• [Work to complete]: Look through the records below, and copy out every line that holds the string "feedback".

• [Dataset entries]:
** Begin **

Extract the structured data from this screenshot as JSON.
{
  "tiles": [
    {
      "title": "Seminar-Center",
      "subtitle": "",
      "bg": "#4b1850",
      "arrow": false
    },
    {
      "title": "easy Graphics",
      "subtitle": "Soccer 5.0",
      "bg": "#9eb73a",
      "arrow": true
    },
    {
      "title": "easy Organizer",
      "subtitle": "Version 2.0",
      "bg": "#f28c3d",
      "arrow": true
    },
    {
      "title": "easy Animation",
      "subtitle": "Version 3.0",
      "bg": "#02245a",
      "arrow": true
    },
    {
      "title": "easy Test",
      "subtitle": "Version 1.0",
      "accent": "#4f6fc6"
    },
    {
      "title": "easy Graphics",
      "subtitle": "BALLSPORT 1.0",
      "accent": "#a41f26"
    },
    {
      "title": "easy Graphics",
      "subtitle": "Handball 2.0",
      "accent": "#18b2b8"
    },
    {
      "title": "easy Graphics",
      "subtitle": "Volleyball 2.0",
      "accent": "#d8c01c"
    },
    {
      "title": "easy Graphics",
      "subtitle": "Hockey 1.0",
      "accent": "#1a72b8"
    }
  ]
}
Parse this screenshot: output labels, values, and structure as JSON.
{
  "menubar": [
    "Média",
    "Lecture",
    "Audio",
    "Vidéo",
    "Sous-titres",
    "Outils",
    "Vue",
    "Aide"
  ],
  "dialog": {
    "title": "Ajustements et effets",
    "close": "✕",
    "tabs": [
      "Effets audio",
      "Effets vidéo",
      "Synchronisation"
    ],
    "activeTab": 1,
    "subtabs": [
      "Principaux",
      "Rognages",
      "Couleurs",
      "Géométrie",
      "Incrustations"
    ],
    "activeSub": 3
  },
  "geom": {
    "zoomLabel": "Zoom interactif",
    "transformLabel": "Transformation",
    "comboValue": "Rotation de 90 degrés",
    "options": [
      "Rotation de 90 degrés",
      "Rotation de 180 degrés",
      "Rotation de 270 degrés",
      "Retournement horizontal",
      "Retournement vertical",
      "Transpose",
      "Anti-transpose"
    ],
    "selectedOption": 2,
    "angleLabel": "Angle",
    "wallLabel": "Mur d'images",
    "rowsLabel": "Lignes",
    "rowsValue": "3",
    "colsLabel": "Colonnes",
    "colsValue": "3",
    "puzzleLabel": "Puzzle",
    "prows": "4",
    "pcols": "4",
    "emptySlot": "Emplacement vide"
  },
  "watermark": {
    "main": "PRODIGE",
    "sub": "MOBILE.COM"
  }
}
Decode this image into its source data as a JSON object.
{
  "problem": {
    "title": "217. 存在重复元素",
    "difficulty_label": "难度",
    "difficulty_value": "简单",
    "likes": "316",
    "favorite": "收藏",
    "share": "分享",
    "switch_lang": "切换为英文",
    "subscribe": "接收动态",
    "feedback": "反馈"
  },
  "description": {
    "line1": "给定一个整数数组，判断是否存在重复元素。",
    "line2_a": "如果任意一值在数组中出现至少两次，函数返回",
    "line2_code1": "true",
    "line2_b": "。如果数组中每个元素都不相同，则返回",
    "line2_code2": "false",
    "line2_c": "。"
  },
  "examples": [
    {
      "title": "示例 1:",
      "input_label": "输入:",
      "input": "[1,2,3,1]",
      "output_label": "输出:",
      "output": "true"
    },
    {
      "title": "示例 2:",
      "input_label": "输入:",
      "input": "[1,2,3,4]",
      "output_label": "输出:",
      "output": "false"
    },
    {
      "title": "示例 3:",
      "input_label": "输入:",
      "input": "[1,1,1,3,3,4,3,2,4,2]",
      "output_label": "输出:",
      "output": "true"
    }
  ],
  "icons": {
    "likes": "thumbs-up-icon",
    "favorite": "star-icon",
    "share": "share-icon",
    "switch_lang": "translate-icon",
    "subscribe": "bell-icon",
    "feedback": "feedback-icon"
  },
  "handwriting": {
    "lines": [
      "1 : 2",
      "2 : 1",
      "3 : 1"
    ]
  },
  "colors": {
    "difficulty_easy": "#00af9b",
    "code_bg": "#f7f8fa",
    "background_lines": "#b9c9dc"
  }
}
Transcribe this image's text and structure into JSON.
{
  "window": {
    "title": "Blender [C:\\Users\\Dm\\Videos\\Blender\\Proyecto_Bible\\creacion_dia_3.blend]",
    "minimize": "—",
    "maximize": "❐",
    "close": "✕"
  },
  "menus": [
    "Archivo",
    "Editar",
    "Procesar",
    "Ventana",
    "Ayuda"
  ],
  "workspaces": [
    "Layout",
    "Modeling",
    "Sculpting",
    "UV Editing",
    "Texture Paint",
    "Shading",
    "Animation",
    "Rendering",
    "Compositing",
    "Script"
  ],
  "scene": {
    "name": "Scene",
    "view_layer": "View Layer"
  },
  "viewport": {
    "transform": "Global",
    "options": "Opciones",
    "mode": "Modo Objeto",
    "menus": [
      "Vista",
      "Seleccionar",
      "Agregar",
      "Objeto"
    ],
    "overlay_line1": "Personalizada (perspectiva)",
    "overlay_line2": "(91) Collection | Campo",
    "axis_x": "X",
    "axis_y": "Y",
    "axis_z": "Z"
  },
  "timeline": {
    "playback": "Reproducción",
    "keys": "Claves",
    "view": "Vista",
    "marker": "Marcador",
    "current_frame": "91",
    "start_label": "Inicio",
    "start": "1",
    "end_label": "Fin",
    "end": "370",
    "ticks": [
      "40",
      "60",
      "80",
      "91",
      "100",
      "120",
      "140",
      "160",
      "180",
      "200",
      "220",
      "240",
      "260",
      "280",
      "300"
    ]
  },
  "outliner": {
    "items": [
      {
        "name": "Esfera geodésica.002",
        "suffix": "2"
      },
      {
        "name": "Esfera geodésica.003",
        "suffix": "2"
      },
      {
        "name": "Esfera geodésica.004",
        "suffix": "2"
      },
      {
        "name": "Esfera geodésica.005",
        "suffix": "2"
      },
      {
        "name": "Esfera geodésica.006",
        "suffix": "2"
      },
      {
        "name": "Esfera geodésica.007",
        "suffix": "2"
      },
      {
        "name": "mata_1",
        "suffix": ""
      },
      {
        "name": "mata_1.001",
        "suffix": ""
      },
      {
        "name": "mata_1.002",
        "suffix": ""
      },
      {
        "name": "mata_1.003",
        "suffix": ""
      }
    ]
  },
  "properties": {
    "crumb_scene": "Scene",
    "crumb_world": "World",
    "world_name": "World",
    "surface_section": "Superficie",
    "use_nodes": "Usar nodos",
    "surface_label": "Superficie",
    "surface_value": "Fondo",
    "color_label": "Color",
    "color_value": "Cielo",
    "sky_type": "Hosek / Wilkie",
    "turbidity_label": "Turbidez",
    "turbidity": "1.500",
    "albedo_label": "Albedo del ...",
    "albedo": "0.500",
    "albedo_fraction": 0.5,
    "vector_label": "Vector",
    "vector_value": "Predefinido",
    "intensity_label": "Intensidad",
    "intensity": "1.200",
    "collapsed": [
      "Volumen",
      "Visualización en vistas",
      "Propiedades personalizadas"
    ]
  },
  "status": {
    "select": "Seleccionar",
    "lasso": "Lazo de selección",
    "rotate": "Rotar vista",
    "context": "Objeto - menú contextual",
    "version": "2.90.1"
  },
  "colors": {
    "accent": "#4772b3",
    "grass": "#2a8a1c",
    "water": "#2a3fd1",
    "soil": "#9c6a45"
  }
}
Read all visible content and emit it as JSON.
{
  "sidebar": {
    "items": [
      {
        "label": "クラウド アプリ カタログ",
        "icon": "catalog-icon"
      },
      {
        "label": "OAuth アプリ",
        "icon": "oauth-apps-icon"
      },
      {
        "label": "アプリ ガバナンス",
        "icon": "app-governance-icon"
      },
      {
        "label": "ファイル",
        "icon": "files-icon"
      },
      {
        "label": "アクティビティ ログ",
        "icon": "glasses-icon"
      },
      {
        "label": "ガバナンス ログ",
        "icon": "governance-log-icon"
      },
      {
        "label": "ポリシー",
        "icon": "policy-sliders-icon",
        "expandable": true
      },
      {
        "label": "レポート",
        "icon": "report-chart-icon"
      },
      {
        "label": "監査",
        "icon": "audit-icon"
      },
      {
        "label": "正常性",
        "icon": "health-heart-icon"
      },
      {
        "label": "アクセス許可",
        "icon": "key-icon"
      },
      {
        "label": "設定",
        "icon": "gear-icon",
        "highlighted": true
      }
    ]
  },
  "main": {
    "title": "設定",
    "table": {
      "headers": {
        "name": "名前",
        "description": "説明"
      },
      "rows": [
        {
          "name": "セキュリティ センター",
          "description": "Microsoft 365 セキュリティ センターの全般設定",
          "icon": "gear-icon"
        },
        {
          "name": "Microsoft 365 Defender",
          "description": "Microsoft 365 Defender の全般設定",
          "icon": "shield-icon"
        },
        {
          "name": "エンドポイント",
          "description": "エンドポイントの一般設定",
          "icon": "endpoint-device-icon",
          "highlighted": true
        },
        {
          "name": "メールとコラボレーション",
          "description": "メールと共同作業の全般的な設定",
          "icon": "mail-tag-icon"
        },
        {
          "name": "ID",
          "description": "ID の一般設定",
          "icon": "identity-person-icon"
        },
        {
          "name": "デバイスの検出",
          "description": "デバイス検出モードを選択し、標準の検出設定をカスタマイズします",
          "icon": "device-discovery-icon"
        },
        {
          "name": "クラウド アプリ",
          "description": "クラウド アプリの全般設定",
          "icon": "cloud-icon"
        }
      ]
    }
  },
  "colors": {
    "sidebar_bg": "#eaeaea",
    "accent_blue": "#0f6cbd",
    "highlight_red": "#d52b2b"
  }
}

** End **

• [Answer to the task]:
    "feedback": "反馈"
    "feedback": "feedback-icon"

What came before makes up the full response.